» **REQUEST**
Please reproduce the listing below word for word, leaving out the pictures.

» **ROWS**
================================

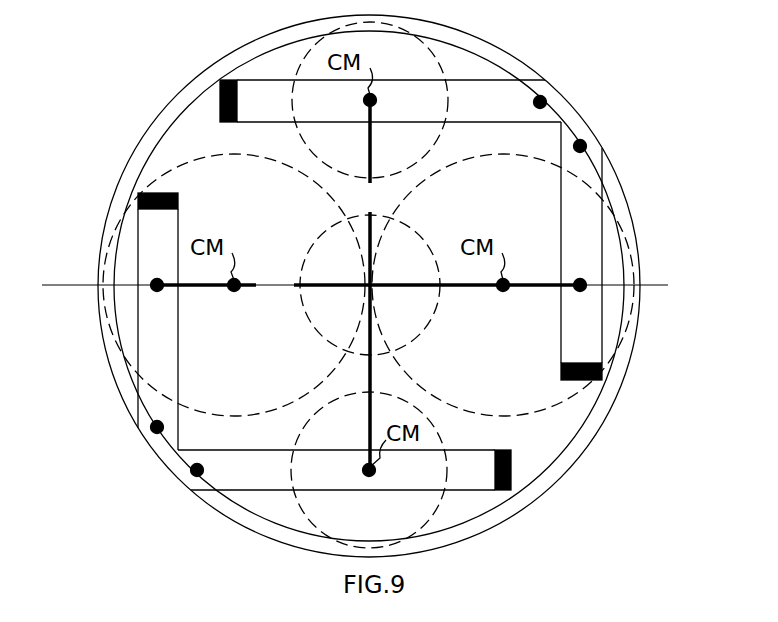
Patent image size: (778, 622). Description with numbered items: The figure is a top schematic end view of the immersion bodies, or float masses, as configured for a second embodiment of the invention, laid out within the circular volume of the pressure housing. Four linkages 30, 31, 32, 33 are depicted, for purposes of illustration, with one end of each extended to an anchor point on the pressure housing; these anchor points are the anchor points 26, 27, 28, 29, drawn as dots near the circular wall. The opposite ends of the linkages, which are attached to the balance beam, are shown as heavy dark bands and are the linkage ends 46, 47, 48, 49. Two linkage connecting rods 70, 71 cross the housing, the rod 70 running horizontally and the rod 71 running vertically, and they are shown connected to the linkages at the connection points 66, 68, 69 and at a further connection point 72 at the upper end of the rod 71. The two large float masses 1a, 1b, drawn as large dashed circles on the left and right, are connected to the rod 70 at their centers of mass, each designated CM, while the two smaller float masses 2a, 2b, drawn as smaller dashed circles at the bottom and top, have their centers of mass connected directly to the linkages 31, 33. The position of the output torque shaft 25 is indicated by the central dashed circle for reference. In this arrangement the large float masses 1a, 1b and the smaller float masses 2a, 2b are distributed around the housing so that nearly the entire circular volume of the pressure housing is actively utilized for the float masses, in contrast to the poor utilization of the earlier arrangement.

The output torque shaft 25 is at (422, 230).
The anchor point 26 is at (157, 427).
The anchor point 27 is at (197, 470).
The anchor point 28 is at (580, 146).
The anchor point 29 is at (540, 102).
The linkage 30 is at (152, 365).
The linkage 31 is at (485, 80).
The linkage 32 is at (230, 492).
The linkage 33 is at (587, 248).
The linkage end attached to balance beam 46 is at (138, 193).
The linkage end attached to balance beam 47 is at (220, 82).
The linkage end attached to balance beam 48 is at (511, 470).
The linkage end attached to balance beam 49 is at (600, 380).
The connection point 66 is at (157, 285).
The connection point 68 is at (369, 470).
The connection point 69 is at (580, 285).
The linkage connecting rod 70 is at (368, 285).
The linkage connecting rod 71 is at (369, 285).
The top center point 72 is at (372, 98).
The large float mass 1a is at (244, 348).
The large float mass 1b is at (507, 349).
The smaller float mass 2a is at (388, 525).
The smaller float mass 2b is at (412, 152).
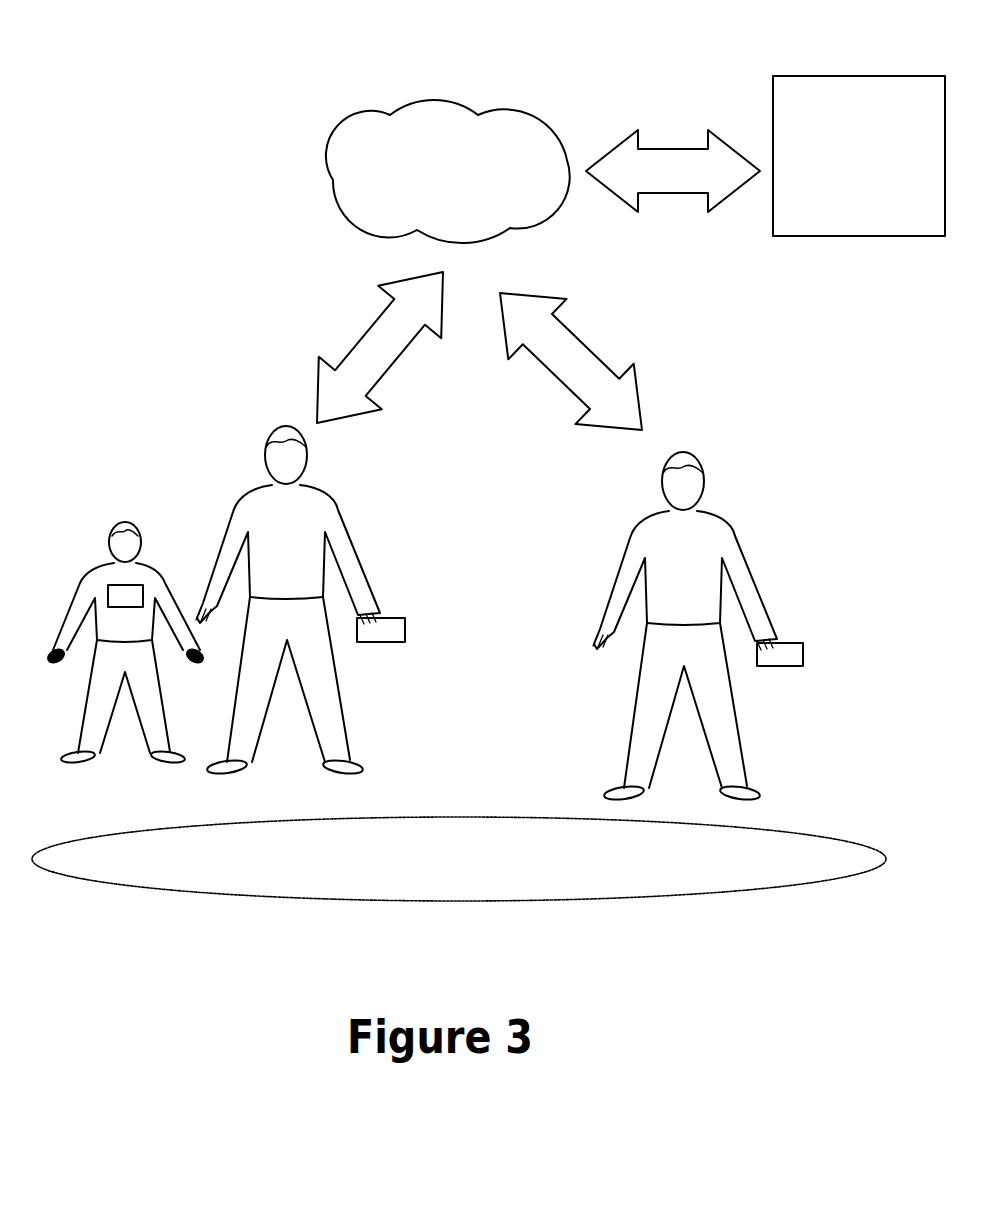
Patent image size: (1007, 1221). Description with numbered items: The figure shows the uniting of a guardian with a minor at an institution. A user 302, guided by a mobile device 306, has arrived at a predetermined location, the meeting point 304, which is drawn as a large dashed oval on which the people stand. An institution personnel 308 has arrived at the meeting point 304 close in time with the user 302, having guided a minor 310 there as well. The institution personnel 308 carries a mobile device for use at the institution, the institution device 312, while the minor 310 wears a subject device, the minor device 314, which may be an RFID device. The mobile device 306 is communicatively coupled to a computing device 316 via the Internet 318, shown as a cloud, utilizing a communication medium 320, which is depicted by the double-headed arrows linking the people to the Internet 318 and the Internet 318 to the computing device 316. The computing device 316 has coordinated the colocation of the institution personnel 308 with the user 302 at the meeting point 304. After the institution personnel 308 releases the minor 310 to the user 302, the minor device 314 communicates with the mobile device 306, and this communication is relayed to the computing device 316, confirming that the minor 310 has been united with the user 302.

The user 302 is at (730, 523).
The meeting point 304 is at (424, 885).
The mobile device 306 is at (797, 640).
The institution personnel 308 is at (345, 517).
The minor 310 is at (128, 520).
The institution device 312 is at (405, 620).
The minor device 314 is at (132, 583).
The computing device 316 is at (842, 181).
The Internet 318 is at (427, 184).
The communication medium 320 is at (658, 146).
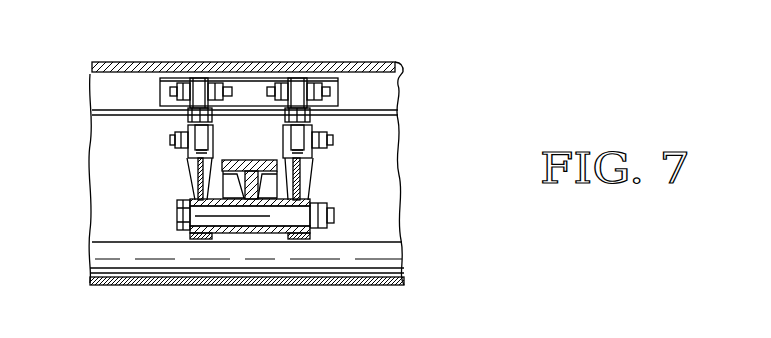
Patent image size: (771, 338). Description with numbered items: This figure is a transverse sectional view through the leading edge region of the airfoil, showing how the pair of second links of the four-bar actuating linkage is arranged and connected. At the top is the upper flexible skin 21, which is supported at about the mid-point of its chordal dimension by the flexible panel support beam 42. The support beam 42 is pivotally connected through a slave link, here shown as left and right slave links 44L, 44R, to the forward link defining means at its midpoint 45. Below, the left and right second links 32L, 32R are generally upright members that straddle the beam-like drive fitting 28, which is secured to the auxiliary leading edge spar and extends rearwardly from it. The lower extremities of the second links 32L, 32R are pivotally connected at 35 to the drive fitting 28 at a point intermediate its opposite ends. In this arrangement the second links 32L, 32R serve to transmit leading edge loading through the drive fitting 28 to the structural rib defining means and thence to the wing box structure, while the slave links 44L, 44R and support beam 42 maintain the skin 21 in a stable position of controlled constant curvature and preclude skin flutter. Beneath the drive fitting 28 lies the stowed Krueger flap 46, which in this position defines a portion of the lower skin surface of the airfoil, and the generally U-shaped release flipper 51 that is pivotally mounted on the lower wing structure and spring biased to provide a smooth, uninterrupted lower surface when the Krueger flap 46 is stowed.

The upper flexible skin 21 is at (347, 62).
The flexible panel support beam 42 is at (394, 87).
The left slave link 44L is at (200, 80).
The right slave link 44R is at (297, 80).
The midpoint pivot of second link 45 is at (333, 142).
The left second link 32L is at (190, 172).
The right second link 32R is at (312, 172).
The drive fitting 28 is at (250, 152).
The pivot connection 35 is at (335, 215).
The Krueger flap 46 is at (245, 257).
The release flipper 51 is at (312, 285).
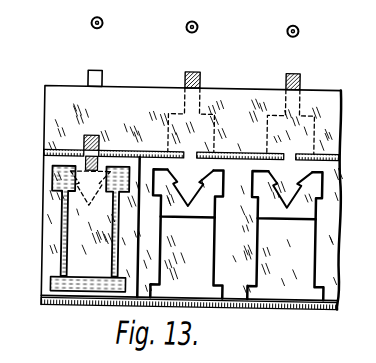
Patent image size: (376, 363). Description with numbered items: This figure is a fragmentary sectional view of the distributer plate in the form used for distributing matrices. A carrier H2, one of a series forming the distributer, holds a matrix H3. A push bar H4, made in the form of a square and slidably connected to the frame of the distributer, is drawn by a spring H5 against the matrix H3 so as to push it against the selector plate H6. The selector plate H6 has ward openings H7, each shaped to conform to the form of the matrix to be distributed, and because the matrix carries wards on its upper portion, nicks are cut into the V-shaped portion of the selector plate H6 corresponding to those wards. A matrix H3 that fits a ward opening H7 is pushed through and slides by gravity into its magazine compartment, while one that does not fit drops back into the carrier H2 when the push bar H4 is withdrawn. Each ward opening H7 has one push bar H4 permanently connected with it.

================================

» **RESPONSE**
Patent image size: (778, 622). Description with numbered items: The figure is a top schematic end view of the immersion bodies, or float masses, as configured for a second embodiment of the invention, laid out within the circular volume of the pressure housing. Four linkages 30, 31, 32, 33 are depicted, for purposes of illustration, with one end of each extended to an anchor point on the pressure housing; these anchor points are the anchor points 26, 27, 28, 29, drawn as dots near the circular wall. The opposite ends of the linkages, which are attached to the balance beam, are shown as heavy dark bands and are the linkage ends 46, 47, 48, 49. Two linkage connecting rods 70, 71 cross the housing, the rod 70 running horizontally and the rod 71 running vertically, and they are shown connected to the linkages at the connection points 66, 68, 69 and at a further connection point 72 at the upper end of the rod 71. The two large float masses 1a, 1b, drawn as large dashed circles on the left and right, are connected to the rod 70 at their centers of mass, each designated CM, while the two smaller float masses 2a, 2b, drawn as smaller dashed circles at the bottom and top, have their centers of mass connected directly to the linkages 31, 33. The position of the output torque shaft 25 is indicated by the central dashed circle for reference. In this arrangement the large float masses 1a, 1b and the smaller float masses 2a, 2b are distributed around the housing so that nearly the entire circular volume of the pressure housing is actively utilized for the float masses, in contrast to the poor utilization of the earlier arrangement.

The output torque shaft 25 is at (422, 230).
The anchor point 26 is at (157, 427).
The anchor point 27 is at (197, 470).
The anchor point 28 is at (580, 146).
The anchor point 29 is at (540, 102).
The linkage 30 is at (152, 365).
The linkage 31 is at (485, 80).
The linkage 32 is at (230, 492).
The linkage 33 is at (587, 248).
The linkage end attached to balance beam 46 is at (138, 193).
The linkage end attached to balance beam 47 is at (220, 82).
The linkage end attached to balance beam 48 is at (511, 470).
The linkage end attached to balance beam 49 is at (600, 380).
The connection point 66 is at (157, 285).
The connection point 68 is at (369, 470).
The connection point 69 is at (580, 285).
The linkage connecting rod 70 is at (368, 285).
The linkage connecting rod 71 is at (369, 285).
The top center point 72 is at (372, 98).
The large float mass 1a is at (244, 348).
The large float mass 1b is at (507, 349).
The smaller float mass 2a is at (388, 525).
The smaller float mass 2b is at (412, 152).
Patent image size: (1007, 1221). Description with numbered items: The figure shows the uniting of a guardian with a minor at an institution. A user 302, guided by a mobile device 306, has arrived at a predetermined location, the meeting point 304, which is drawn as a large dashed oval on which the people stand. An institution personnel 308 has arrived at the meeting point 304 close in time with the user 302, having guided a minor 310 there as well. The institution personnel 308 carries a mobile device for use at the institution, the institution device 312, while the minor 310 wears a subject device, the minor device 314, which may be an RFID device. The mobile device 306 is communicatively coupled to a computing device 316 via the Internet 318, shown as a cloud, utilizing a communication medium 320, which is depicted by the double-headed arrows linking the people to the Internet 318 and the Internet 318 to the computing device 316. The computing device 316 has coordinated the colocation of the institution personnel 308 with the user 302 at the meeting point 304. After the institution personnel 308 releases the minor 310 to the user 302, the minor device 314 communicates with the mobile device 306, and this communication is relayed to the computing device 316, confirming that the minor 310 has been united with the user 302.

The user 302 is at (730, 523).
The meeting point 304 is at (424, 885).
The mobile device 306 is at (797, 640).
The institution personnel 308 is at (345, 517).
The minor 310 is at (128, 520).
The institution device 312 is at (405, 620).
The minor device 314 is at (132, 583).
The computing device 316 is at (842, 181).
The Internet 318 is at (427, 184).
The communication medium 320 is at (658, 146).
Patent image size: (771, 338). Description with numbered items: This figure is a transverse sectional view through the leading edge region of the airfoil, showing how the pair of second links of the four-bar actuating linkage is arranged and connected. At the top is the upper flexible skin 21, which is supported at about the mid-point of its chordal dimension by the flexible panel support beam 42. The support beam 42 is pivotally connected through a slave link, here shown as left and right slave links 44L, 44R, to the forward link defining means at its midpoint 45. Below, the left and right second links 32L, 32R are generally upright members that straddle the beam-like drive fitting 28, which is secured to the auxiliary leading edge spar and extends rearwardly from it. The lower extremities of the second links 32L, 32R are pivotally connected at 35 to the drive fitting 28 at a point intermediate its opposite ends. In this arrangement the second links 32L, 32R serve to transmit leading edge loading through the drive fitting 28 to the structural rib defining means and thence to the wing box structure, while the slave links 44L, 44R and support beam 42 maintain the skin 21 in a stable position of controlled constant curvature and preclude skin flutter. Beneath the drive fitting 28 lies the stowed Krueger flap 46, which in this position defines a portion of the lower skin surface of the airfoil, and the generally U-shaped release flipper 51 that is pivotally mounted on the lower wing structure and spring biased to provide a smooth, uninterrupted lower surface when the Krueger flap 46 is stowed.

The upper flexible skin 21 is at (347, 62).
The flexible panel support beam 42 is at (394, 87).
The left slave link 44L is at (200, 80).
The right slave link 44R is at (297, 80).
The midpoint pivot of second link 45 is at (333, 142).
The left second link 32L is at (190, 172).
The right second link 32R is at (312, 172).
The drive fitting 28 is at (250, 152).
The pivot connection 35 is at (335, 215).
The Krueger flap 46 is at (245, 257).
The release flipper 51 is at (312, 285).
Patent image size: (376, 363). Description with numbered items: This figure is a fragmentary sectional view of the distributer plate in the form used for distributing matrices. A carrier H2, one of a series forming the distributer, holds a matrix H3. A push bar H4, made in the form of a square and slidably connected to the frame of the distributer, is drawn by a spring H5 against the matrix H3 so as to push it against the selector plate H6. The selector plate H6 has ward openings H7, each shaped to conform to the form of the matrix to be distributed, and because the matrix carries wards on its upper portion, nicks are cut into the V-shaped portion of the selector plate H6 corresponding to those wards. A matrix H3 that fits a ward opening H7 is pushed through and slides by gravity into its magazine compartment, while one that does not fit drops back into the carrier H2 when the push bar H4 is withdrawn. Each ward opening H7 has one push bar H4 permanently connected with it.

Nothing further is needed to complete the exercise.